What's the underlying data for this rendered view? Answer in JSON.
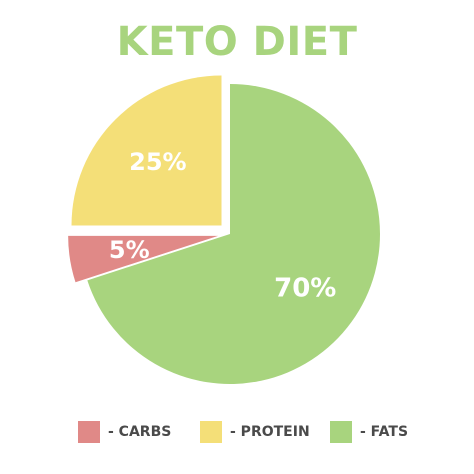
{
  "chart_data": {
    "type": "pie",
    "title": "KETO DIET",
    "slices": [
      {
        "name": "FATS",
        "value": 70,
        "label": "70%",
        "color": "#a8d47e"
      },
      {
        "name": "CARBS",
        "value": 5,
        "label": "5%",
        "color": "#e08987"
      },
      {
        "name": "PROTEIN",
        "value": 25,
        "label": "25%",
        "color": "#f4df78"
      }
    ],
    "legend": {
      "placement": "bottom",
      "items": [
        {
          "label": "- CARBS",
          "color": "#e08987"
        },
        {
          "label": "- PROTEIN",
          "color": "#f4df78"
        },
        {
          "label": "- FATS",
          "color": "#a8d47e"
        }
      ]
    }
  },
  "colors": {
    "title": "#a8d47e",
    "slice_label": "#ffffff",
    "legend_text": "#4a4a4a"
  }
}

####

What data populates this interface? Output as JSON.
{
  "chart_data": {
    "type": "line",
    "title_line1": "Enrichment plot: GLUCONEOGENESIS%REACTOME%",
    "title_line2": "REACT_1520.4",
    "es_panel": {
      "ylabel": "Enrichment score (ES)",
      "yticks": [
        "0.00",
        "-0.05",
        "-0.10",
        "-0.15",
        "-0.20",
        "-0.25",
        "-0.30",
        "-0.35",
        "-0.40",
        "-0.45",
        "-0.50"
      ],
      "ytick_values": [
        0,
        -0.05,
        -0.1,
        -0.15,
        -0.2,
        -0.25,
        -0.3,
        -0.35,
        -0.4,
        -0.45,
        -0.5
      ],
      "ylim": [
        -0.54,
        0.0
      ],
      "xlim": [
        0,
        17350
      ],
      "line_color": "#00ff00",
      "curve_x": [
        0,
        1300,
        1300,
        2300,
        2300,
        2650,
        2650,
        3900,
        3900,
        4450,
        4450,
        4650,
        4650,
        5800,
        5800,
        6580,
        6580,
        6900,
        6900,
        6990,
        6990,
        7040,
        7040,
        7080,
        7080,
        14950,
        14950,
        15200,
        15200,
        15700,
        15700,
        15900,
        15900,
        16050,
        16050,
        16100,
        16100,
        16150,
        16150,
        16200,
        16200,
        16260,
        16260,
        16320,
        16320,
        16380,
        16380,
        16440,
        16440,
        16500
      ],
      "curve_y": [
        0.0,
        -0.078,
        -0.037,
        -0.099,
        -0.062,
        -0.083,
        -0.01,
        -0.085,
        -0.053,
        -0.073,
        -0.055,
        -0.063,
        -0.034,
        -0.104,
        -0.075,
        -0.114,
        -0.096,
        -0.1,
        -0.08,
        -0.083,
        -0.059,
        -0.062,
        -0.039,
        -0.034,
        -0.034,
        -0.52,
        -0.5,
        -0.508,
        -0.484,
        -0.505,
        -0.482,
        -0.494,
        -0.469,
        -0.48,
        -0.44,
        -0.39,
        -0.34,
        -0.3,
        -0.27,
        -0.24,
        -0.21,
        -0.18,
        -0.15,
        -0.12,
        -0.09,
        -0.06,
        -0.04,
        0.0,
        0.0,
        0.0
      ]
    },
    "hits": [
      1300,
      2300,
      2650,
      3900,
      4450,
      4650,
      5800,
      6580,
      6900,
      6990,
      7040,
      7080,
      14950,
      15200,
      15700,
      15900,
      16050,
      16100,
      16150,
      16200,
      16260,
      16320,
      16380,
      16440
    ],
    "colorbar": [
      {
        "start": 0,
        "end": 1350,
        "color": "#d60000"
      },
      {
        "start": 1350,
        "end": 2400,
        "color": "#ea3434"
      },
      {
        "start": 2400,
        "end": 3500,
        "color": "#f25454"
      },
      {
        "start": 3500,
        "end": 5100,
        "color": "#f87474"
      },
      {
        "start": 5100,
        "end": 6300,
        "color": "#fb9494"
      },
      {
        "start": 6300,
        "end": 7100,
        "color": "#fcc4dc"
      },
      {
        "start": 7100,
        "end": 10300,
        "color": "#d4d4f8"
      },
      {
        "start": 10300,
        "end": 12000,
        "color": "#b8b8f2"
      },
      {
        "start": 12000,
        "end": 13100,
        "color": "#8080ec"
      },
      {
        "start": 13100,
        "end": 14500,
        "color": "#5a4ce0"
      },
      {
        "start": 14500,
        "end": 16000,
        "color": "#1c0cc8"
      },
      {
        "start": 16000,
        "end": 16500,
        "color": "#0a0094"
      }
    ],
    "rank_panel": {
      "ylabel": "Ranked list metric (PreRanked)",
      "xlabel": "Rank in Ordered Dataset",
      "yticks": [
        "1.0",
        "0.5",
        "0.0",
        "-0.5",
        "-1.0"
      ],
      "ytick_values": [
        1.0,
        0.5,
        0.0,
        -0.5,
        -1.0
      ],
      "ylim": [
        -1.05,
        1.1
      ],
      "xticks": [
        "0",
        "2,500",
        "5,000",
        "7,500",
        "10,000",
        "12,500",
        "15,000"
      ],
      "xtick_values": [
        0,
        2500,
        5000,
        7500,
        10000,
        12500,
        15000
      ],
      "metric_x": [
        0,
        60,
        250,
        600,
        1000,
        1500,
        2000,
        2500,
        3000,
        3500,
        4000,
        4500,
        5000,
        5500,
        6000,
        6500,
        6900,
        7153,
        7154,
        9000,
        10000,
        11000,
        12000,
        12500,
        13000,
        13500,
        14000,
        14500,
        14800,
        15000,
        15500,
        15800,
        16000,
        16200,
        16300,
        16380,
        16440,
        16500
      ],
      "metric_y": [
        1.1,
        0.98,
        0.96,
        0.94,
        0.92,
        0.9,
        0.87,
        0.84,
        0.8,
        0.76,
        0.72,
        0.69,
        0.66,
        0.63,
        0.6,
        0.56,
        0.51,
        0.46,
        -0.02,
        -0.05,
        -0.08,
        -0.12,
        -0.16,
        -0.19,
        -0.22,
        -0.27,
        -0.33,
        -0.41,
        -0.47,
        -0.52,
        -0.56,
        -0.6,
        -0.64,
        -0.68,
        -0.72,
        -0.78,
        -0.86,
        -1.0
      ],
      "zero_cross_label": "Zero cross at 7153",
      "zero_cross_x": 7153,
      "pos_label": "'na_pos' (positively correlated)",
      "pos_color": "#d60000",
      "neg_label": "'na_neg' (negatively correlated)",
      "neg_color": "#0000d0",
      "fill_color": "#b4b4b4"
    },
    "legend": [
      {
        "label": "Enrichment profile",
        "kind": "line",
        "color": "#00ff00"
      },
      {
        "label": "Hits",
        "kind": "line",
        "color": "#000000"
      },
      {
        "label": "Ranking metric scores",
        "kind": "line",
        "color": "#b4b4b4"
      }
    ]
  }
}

####

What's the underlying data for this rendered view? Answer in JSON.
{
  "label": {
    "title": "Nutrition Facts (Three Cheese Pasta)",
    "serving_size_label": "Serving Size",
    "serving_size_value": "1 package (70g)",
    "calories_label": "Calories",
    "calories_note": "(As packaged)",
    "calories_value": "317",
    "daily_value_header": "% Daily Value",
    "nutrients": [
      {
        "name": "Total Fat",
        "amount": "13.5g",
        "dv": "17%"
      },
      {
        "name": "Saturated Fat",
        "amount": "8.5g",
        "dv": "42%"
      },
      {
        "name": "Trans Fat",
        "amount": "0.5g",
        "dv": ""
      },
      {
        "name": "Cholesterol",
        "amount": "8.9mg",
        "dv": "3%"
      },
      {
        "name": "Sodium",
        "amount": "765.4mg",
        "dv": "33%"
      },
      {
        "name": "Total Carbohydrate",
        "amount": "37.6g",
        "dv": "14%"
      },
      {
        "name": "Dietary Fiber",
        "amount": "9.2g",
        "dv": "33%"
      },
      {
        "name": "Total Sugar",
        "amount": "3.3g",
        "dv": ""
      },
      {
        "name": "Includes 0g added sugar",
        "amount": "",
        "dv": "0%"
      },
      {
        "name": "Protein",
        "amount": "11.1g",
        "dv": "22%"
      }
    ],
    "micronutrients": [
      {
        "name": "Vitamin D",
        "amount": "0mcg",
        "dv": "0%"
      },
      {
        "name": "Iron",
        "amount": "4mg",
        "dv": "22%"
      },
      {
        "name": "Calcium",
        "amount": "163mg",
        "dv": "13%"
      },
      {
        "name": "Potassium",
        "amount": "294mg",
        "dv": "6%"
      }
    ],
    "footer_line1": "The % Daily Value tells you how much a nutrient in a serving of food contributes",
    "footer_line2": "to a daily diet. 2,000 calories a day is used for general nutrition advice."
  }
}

####

Tally up the lines holding the string "start" in this listing, and report the total alone.

• [EXERCISE RESULT]
12